• _Chart and figure data_:
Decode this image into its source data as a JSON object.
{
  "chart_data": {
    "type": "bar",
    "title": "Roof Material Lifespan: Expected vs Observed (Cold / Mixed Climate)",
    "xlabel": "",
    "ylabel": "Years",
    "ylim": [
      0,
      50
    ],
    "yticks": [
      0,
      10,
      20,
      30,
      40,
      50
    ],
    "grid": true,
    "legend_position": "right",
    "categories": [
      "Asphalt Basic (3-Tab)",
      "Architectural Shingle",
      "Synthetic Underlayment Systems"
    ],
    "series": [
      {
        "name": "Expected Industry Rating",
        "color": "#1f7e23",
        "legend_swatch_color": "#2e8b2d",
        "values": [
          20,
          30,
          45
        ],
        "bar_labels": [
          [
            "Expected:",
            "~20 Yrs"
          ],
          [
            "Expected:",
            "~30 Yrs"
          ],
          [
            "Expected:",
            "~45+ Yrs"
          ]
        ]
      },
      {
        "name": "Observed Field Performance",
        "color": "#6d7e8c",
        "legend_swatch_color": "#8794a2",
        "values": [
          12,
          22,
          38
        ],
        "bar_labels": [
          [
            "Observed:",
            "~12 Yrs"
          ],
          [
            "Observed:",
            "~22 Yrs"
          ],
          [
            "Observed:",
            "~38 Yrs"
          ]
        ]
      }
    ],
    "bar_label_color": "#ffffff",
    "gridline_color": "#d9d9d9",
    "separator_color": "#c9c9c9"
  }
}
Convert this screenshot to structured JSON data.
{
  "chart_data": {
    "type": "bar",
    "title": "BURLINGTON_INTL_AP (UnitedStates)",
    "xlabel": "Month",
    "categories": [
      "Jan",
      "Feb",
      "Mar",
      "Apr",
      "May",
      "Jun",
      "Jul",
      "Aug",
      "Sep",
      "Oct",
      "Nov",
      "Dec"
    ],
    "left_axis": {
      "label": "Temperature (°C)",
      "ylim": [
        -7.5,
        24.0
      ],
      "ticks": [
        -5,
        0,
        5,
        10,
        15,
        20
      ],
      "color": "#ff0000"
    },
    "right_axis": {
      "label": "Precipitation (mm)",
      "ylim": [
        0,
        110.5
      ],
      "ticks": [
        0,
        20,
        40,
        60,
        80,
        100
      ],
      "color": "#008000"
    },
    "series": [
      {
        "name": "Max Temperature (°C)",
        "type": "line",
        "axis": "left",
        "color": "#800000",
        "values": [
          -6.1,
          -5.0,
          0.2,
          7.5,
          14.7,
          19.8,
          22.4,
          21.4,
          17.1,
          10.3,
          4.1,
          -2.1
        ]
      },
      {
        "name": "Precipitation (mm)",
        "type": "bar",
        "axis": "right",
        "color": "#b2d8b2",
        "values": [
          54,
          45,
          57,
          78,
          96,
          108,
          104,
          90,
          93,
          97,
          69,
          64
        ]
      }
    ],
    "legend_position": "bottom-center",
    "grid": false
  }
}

• _WRITTEN TASK_: Output the full listing exactly as it stands.

• _THE RESPONSE_:
Decode this image into its source data as a JSON object.
{
  "chart_data": {
    "type": "bar",
    "title": "Roof Material Lifespan: Expected vs Observed (Cold / Mixed Climate)",
    "xlabel": "",
    "ylabel": "Years",
    "ylim": [
      0,
      50
    ],
    "yticks": [
      0,
      10,
      20,
      30,
      40,
      50
    ],
    "grid": true,
    "legend_position": "right",
    "categories": [
      "Asphalt Basic (3-Tab)",
      "Architectural Shingle",
      "Synthetic Underlayment Systems"
    ],
    "series": [
      {
        "name": "Expected Industry Rating",
        "color": "#1f7e23",
        "legend_swatch_color": "#2e8b2d",
        "values": [
          20,
          30,
          45
        ],
        "bar_labels": [
          [
            "Expected:",
            "~20 Yrs"
          ],
          [
            "Expected:",
            "~30 Yrs"
          ],
          [
            "Expected:",
            "~45+ Yrs"
          ]
        ]
      },
      {
        "name": "Observed Field Performance",
        "color": "#6d7e8c",
        "legend_swatch_color": "#8794a2",
        "values": [
          12,
          22,
          38
        ],
        "bar_labels": [
          [
            "Observed:",
            "~12 Yrs"
          ],
          [
            "Observed:",
            "~22 Yrs"
          ],
          [
            "Observed:",
            "~38 Yrs"
          ]
        ]
      }
    ],
    "bar_label_color": "#ffffff",
    "gridline_color": "#d9d9d9",
    "separator_color": "#c9c9c9"
  }
}
Convert this screenshot to structured JSON data.
{
  "chart_data": {
    "type": "bar",
    "title": "BURLINGTON_INTL_AP (UnitedStates)",
    "xlabel": "Month",
    "categories": [
      "Jan",
      "Feb",
      "Mar",
      "Apr",
      "May",
      "Jun",
      "Jul",
      "Aug",
      "Sep",
      "Oct",
      "Nov",
      "Dec"
    ],
    "left_axis": {
      "label": "Temperature (°C)",
      "ylim": [
        -7.5,
        24.0
      ],
      "ticks": [
        -5,
        0,
        5,
        10,
        15,
        20
      ],
      "color": "#ff0000"
    },
    "right_axis": {
      "label": "Precipitation (mm)",
      "ylim": [
        0,
        110.5
      ],
      "ticks": [
        0,
        20,
        40,
        60,
        80,
        100
      ],
      "color": "#008000"
    },
    "series": [
      {
        "name": "Max Temperature (°C)",
        "type": "line",
        "axis": "left",
        "color": "#800000",
        "values": [
          -6.1,
          -5.0,
          0.2,
          7.5,
          14.7,
          19.8,
          22.4,
          21.4,
          17.1,
          10.3,
          4.1,
          -2.1
        ]
      },
      {
        "name": "Precipitation (mm)",
        "type": "bar",
        "axis": "right",
        "color": "#b2d8b2",
        "values": [
          54,
          45,
          57,
          78,
          96,
          108,
          104,
          90,
          93,
          97,
          69,
          64
        ]
      }
    ],
    "legend_position": "bottom-center",
    "grid": false
  }
}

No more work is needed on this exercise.